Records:
>>>>

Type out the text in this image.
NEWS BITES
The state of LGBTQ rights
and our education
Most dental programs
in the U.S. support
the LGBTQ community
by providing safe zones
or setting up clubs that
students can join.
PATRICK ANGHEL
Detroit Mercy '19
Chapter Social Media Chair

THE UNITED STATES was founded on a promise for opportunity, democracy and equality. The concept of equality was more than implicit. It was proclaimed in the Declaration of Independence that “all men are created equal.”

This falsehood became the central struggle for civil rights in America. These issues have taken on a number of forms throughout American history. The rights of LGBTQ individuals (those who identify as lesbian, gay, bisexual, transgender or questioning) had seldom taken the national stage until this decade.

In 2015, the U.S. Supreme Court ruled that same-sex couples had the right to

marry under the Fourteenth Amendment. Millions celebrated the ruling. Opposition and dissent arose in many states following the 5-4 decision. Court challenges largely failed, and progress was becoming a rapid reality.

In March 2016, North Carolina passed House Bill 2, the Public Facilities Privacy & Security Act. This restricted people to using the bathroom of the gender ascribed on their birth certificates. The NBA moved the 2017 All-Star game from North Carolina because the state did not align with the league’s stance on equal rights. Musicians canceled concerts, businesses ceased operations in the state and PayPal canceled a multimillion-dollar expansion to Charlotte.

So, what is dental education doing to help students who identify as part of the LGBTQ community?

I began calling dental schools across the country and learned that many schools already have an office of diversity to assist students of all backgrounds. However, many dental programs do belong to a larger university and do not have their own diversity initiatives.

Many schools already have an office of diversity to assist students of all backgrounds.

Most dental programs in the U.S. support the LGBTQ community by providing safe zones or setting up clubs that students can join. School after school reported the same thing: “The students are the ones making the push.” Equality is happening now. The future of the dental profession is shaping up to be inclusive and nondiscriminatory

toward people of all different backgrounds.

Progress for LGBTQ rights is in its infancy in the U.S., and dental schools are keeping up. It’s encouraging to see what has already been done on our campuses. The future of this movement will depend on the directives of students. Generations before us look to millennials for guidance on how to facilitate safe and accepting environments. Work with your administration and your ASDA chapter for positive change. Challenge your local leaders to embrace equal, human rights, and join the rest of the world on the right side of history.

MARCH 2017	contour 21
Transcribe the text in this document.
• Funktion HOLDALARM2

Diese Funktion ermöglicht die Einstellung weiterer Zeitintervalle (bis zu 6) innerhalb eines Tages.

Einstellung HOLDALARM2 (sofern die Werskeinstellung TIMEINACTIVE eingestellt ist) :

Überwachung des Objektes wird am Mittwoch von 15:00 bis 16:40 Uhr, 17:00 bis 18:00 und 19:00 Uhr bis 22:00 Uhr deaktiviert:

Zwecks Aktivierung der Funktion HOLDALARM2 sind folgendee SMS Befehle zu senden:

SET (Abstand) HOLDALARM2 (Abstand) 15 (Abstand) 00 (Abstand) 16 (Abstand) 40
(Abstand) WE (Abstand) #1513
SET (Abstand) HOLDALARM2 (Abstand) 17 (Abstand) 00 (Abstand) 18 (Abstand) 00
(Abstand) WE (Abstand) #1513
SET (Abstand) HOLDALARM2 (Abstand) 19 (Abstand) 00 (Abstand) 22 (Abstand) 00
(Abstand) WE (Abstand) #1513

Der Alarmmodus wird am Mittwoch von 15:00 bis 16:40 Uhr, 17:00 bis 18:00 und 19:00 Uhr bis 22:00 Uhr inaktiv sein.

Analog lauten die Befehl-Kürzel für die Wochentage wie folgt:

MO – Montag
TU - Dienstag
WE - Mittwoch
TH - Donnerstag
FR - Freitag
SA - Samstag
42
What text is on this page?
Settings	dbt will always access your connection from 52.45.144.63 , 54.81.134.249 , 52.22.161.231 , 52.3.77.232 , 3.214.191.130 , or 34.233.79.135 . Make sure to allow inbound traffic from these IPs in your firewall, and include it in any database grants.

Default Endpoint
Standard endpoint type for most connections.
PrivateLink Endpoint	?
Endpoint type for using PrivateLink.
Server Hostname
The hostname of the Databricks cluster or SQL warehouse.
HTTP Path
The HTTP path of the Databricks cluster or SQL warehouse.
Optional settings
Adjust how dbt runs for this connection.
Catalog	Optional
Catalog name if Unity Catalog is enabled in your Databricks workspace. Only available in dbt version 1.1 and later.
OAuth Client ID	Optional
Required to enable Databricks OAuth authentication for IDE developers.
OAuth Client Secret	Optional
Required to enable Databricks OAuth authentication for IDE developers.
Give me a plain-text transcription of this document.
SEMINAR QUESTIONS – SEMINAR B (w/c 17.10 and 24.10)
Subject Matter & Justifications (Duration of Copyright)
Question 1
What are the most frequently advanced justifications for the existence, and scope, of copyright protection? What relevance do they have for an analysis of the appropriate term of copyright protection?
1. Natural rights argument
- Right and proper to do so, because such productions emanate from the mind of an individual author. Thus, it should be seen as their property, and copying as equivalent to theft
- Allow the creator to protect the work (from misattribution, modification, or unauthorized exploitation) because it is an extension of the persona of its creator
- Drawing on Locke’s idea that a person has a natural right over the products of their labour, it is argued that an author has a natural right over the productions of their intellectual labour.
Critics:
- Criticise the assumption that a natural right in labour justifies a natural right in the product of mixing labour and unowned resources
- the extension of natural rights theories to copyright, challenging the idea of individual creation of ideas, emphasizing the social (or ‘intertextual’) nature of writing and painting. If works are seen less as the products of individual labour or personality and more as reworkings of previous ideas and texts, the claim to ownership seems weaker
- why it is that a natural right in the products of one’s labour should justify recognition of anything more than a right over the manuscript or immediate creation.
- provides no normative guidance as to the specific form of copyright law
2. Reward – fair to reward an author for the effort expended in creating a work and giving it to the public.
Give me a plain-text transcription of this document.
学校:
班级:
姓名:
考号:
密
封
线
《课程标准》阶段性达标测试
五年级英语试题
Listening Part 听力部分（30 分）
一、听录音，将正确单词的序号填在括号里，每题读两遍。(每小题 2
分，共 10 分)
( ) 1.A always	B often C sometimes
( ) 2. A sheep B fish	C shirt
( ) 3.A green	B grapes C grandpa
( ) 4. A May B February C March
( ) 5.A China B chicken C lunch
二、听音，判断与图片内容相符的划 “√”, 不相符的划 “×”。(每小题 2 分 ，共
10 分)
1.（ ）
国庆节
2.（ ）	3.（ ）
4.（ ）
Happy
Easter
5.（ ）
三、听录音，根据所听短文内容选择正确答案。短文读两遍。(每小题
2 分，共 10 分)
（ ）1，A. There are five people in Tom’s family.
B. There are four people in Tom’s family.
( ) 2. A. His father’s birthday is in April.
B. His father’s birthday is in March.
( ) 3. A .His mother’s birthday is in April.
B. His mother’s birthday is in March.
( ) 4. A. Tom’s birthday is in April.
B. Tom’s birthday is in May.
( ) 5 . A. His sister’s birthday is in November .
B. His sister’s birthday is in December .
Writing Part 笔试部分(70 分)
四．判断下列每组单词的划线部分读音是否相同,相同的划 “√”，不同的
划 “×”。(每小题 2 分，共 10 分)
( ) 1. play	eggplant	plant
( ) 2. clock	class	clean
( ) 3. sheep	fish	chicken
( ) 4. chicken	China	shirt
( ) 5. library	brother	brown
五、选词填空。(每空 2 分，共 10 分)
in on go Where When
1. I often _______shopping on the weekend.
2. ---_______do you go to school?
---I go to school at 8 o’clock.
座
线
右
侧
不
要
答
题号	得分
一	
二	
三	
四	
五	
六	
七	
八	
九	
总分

<<<<

• **What to do**
Which lines of the data above contain "will"? Copy each one.

• **The response**
Progress for LGBTQ rights is in its infancy in the U.S., and dental schools are keeping up. It’s encouraging to see what has already been done on our campuses. The future of this movement will depend on the directives of students. Generations before us look to millennials for guidance on how to facilitate safe and accepting environments. Work with your administration and your ASDA chapter for positive change. Challenge your local leaders to embrace equal, human rights, and join the rest of the world on the right side of history.
Settings	dbt will always access your connection from 52.45.144.63 , 54.81.134.249 , 52.22.161.231 , 52.3.77.232 , 3.214.191.130 , or 34.233.79.135 . Make sure to allow inbound traffic from these IPs in your firewall, and include it in any database grants.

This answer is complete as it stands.